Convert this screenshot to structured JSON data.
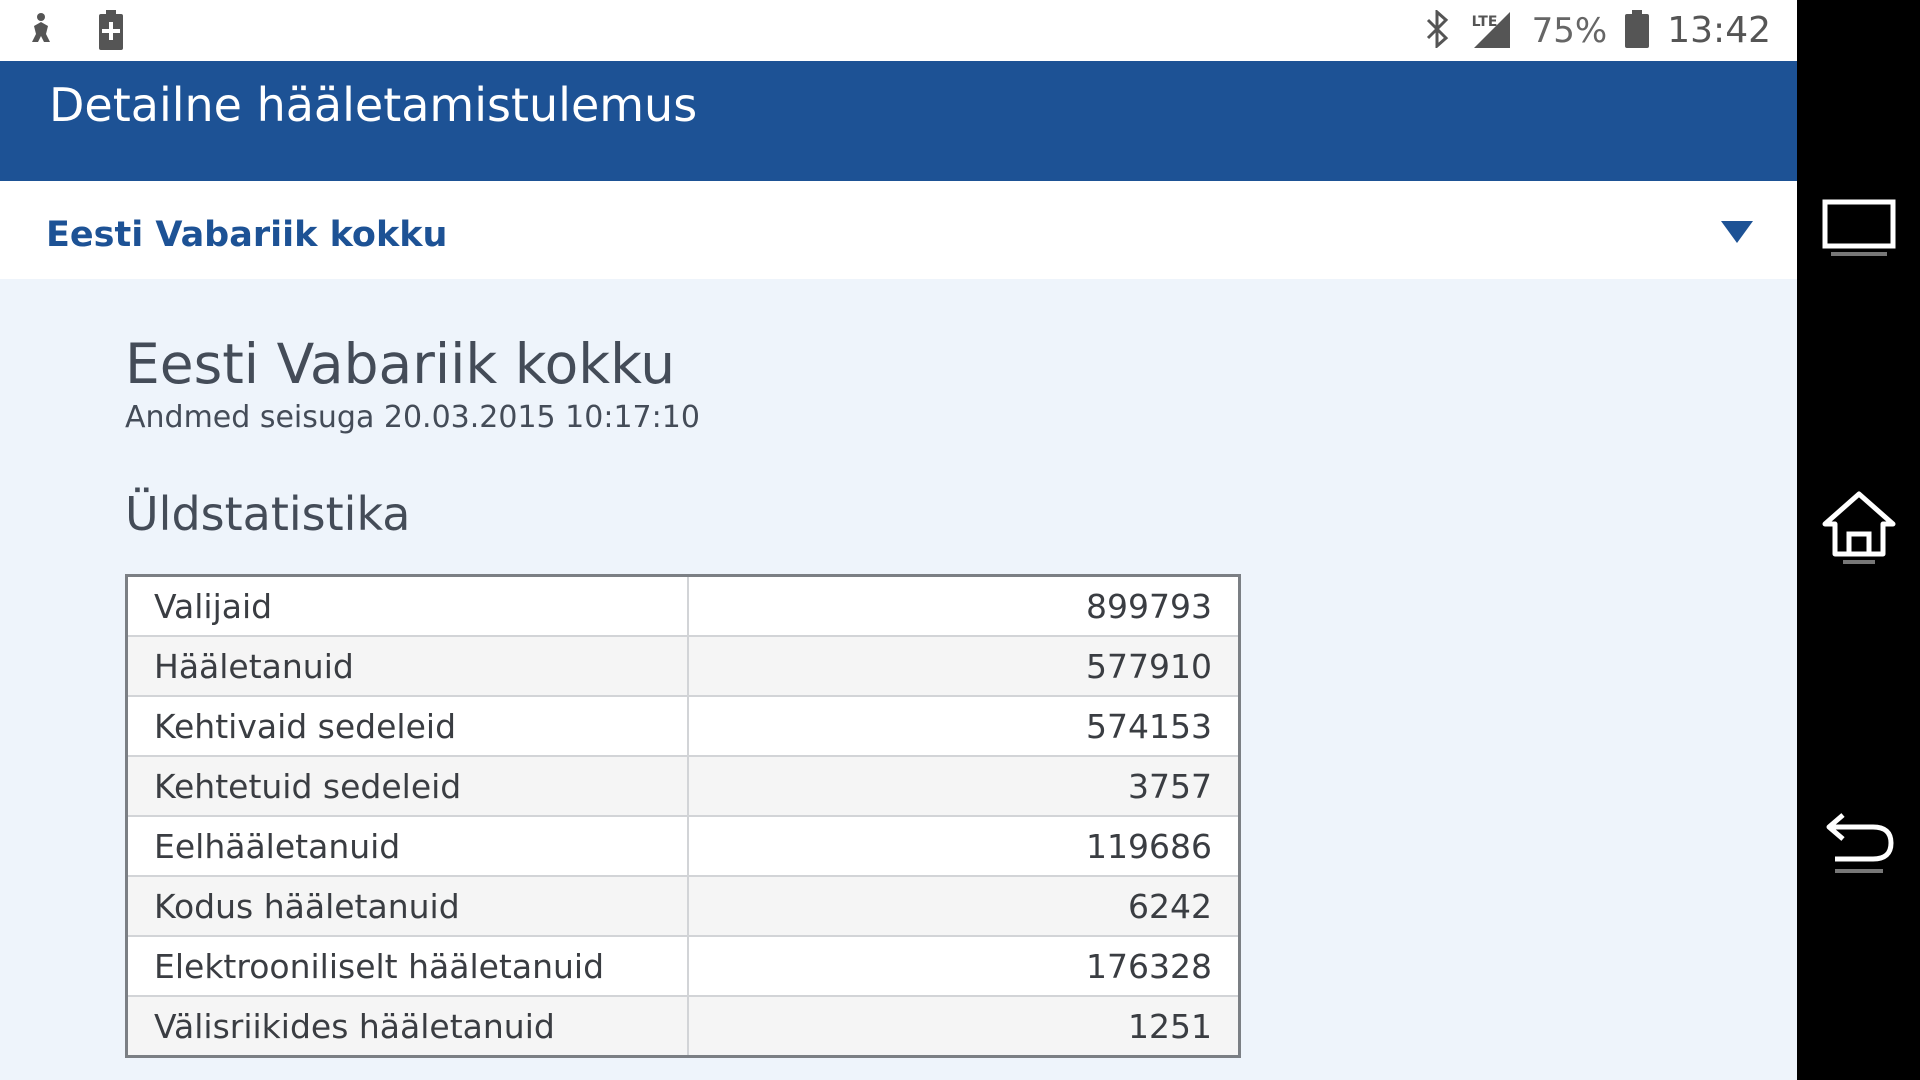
{
  "status_bar": {
    "network": "LTE",
    "battery": "75%",
    "time": "13:42"
  },
  "app_bar": {
    "title": "Detailne hääletamistulemus"
  },
  "selector": {
    "label": "Eesti Vabariik kokku"
  },
  "main": {
    "region_title": "Eesti Vabariik kokku",
    "updated": "Andmed seisuga 20.03.2015 10:17:10",
    "section_title": "Üldstatistika",
    "rows": [
      {
        "label": "Valijaid",
        "value": "899793"
      },
      {
        "label": "Hääletanuid",
        "value": "577910"
      },
      {
        "label": "Kehtivaid sedeleid",
        "value": "574153"
      },
      {
        "label": "Kehtetuid sedeleid",
        "value": "3757"
      },
      {
        "label": "Eelhääletanuid",
        "value": "119686"
      },
      {
        "label": "Kodus hääletanuid",
        "value": "6242"
      },
      {
        "label": "Elektrooniliselt hääletanuid",
        "value": "176328"
      },
      {
        "label": "Välisriikides hääletanuid",
        "value": "1251"
      }
    ]
  },
  "colors": {
    "brand": "#1d5295",
    "page_bg": "#eef4fb",
    "text": "#444c58"
  },
  "icons": {
    "status_left": [
      "usb-debug-icon",
      "battery-charging-icon"
    ],
    "status_right": [
      "bluetooth-icon",
      "signal-icon",
      "battery-icon"
    ],
    "nav": [
      "recent-apps-icon",
      "home-icon",
      "back-icon"
    ]
  }
}
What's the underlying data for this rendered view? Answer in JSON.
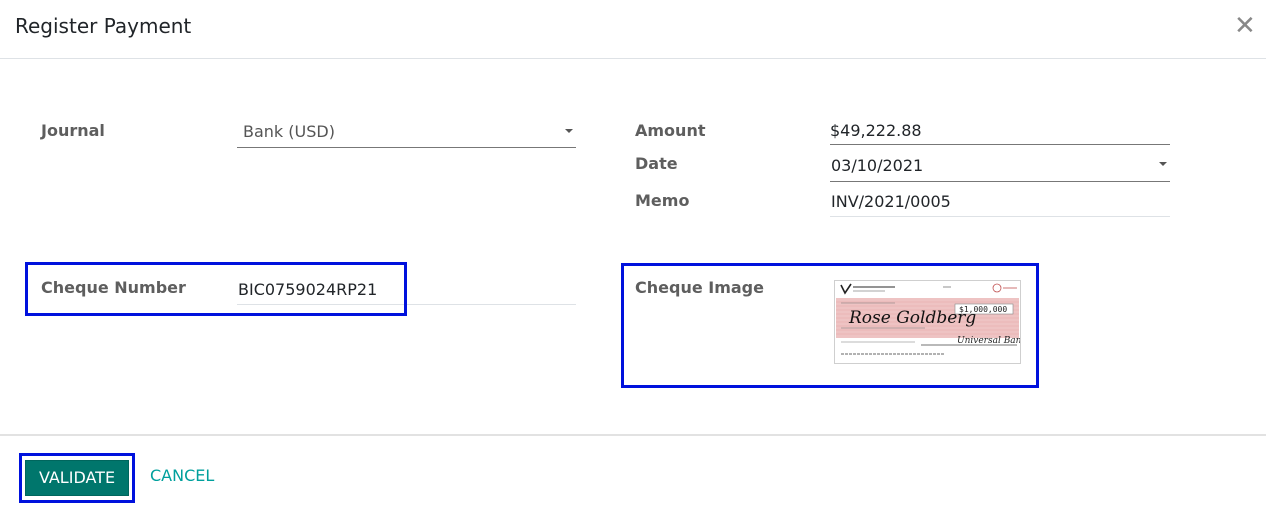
{
  "dialog": {
    "title": "Register Payment",
    "close_icon": "close-icon"
  },
  "form": {
    "journal": {
      "label": "Journal",
      "value": "Bank (USD)"
    },
    "amount": {
      "label": "Amount",
      "value": "$49,222.88"
    },
    "date": {
      "label": "Date",
      "value": "03/10/2021"
    },
    "memo": {
      "label": "Memo",
      "value": "INV/2021/0005"
    },
    "cheque_number": {
      "label": "Cheque Number",
      "value": "BIC0759024RP21"
    },
    "cheque_image": {
      "label": "Cheque Image",
      "payee": "Rose Goldberg",
      "amount": "$1,000,000",
      "signature": "Universal Bank"
    }
  },
  "footer": {
    "validate_label": "VALIDATE",
    "cancel_label": "CANCEL"
  },
  "colors": {
    "primary": "#00766c",
    "link": "#00a09d",
    "highlight": "#0011dd"
  }
}
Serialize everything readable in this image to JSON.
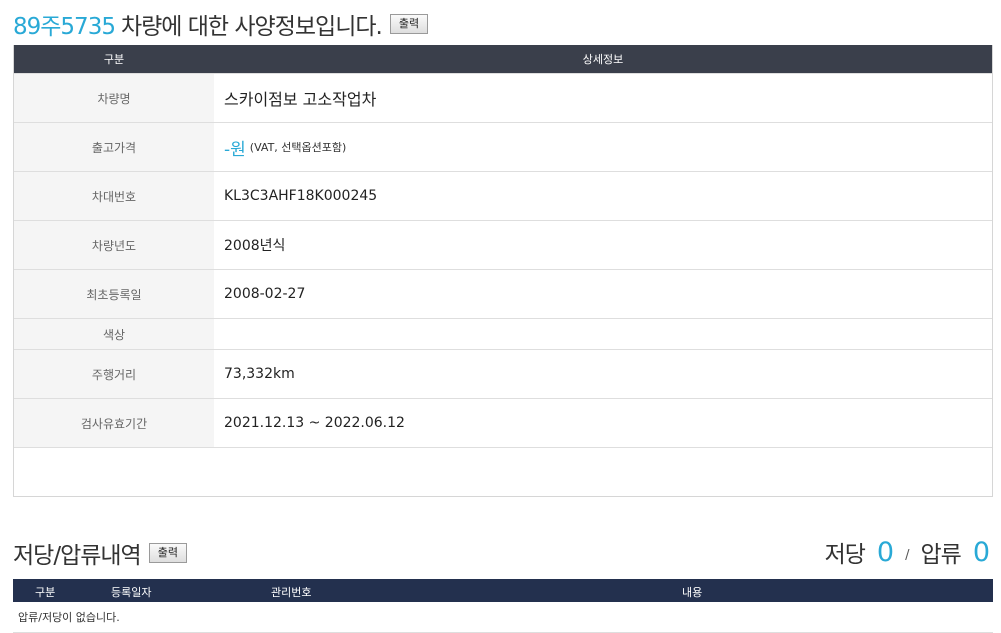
{
  "spec": {
    "plate": "89주5735",
    "title_rest": "차량에 대한 사양정보입니다.",
    "print_label": "출력",
    "header": {
      "col1": "구분",
      "col2": "상세정보"
    },
    "rows": {
      "name": {
        "label": "차량명",
        "value": "스카이점보 고소작업차"
      },
      "price": {
        "label": "출고가격",
        "value": "-원",
        "note": "(VAT, 선택옵션포함)"
      },
      "vin": {
        "label": "차대번호",
        "value": "KL3C3AHF18K000245"
      },
      "year": {
        "label": "차량년도",
        "value": "2008년식"
      },
      "first_reg": {
        "label": "최초등록일",
        "value": "2008-02-27"
      },
      "color": {
        "label": "색상",
        "value": ""
      },
      "mileage": {
        "label": "주행거리",
        "value": "73,332km"
      },
      "inspection": {
        "label": "검사유효기간",
        "value": "2021.12.13 ~ 2022.06.12"
      }
    }
  },
  "lien": {
    "title": "저당/압류내역",
    "print_label": "출력",
    "mortgage_label": "저당",
    "mortgage_count": "0",
    "separator": "/",
    "seizure_label": "압류",
    "seizure_count": "0",
    "columns": [
      "구분",
      "등록일자",
      "관리번호",
      "내용"
    ],
    "empty_message": "압류/저당이 없습니다."
  },
  "colors": {
    "accent": "#29a9d6",
    "header_dark": "#3a3f4b",
    "header_navy": "#23304e"
  }
}
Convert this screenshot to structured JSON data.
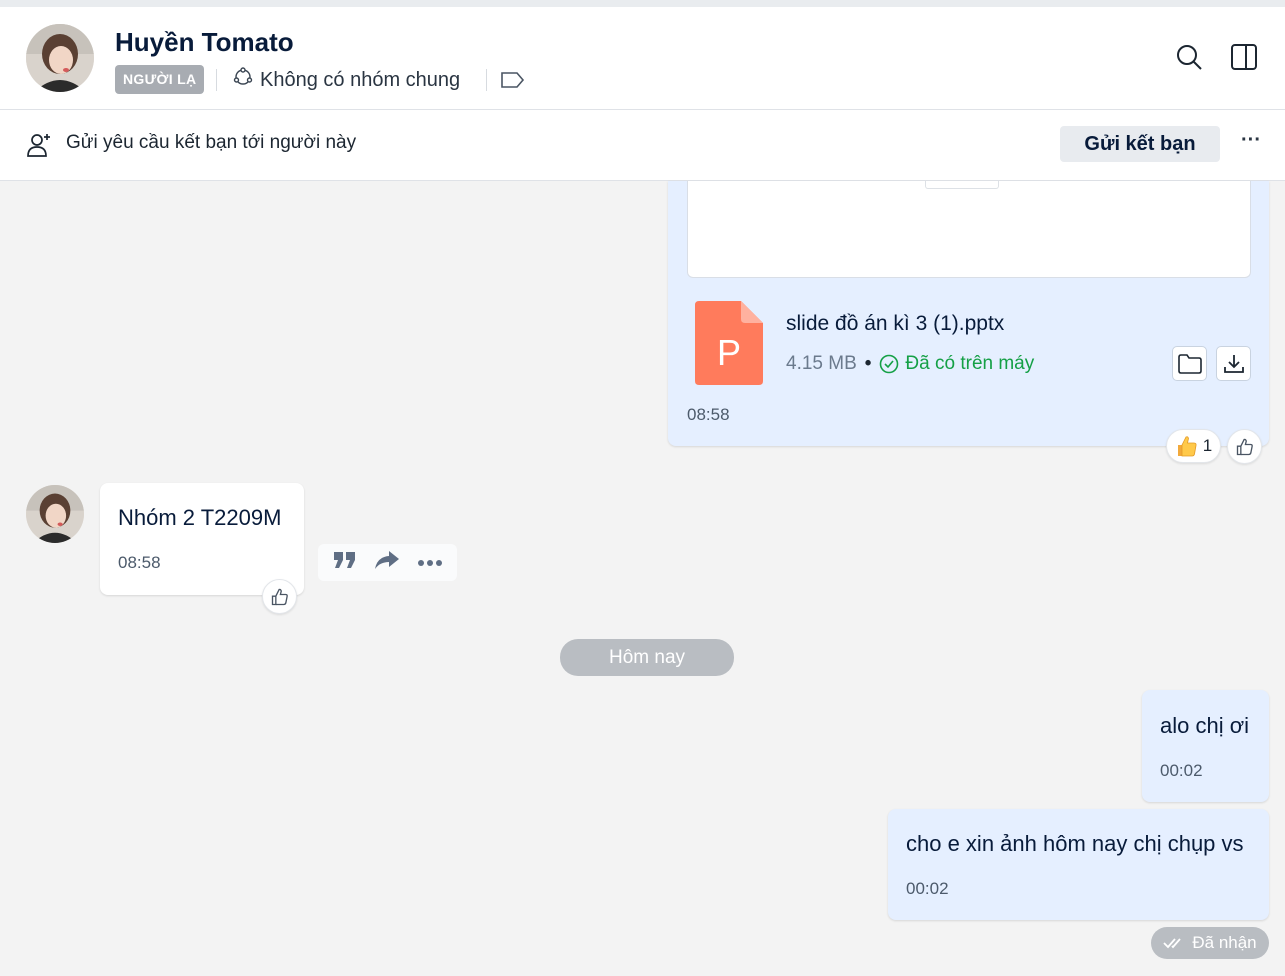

───

▶ _Exercise prompt_:
Give again the lines from the line that contains "Serialize everything readable" through the last line of the material above, exactly and with both ends included. Omit the pictures.

▶ _Exercise solution_:
Serialize everything readable in this image to JSON.
{
  "spec": {
    "plate": "89주5735",
    "title_rest": "차량에 대한 사양정보입니다.",
    "print_label": "출력",
    "header": {
      "col1": "구분",
      "col2": "상세정보"
    },
    "rows": {
      "name": {
        "label": "차량명",
        "value": "스카이점보 고소작업차"
      },
      "price": {
        "label": "출고가격",
        "value": "-원",
        "note": "(VAT, 선택옵션포함)"
      },
      "vin": {
        "label": "차대번호",
        "value": "KL3C3AHF18K000245"
      },
      "year": {
        "label": "차량년도",
        "value": "2008년식"
      },
      "first_reg": {
        "label": "최초등록일",
        "value": "2008-02-27"
      },
      "color": {
        "label": "색상",
        "value": ""
      },
      "mileage": {
        "label": "주행거리",
        "value": "73,332km"
      },
      "inspection": {
        "label": "검사유효기간",
        "value": "2021.12.13 ~ 2022.06.12"
      }
    }
  },
  "lien": {
    "title": "저당/압류내역",
    "print_label": "출력",
    "mortgage_label": "저당",
    "mortgage_count": "0",
    "separator": "/",
    "seizure_label": "압류",
    "seizure_count": "0",
    "columns": [
      "구분",
      "등록일자",
      "관리번호",
      "내용"
    ],
    "empty_message": "압류/저당이 없습니다."
  },
  "colors": {
    "accent": "#29a9d6",
    "header_dark": "#3a3f4b",
    "header_navy": "#23304e"
  }
}
Convert this screenshot to structured JSON data.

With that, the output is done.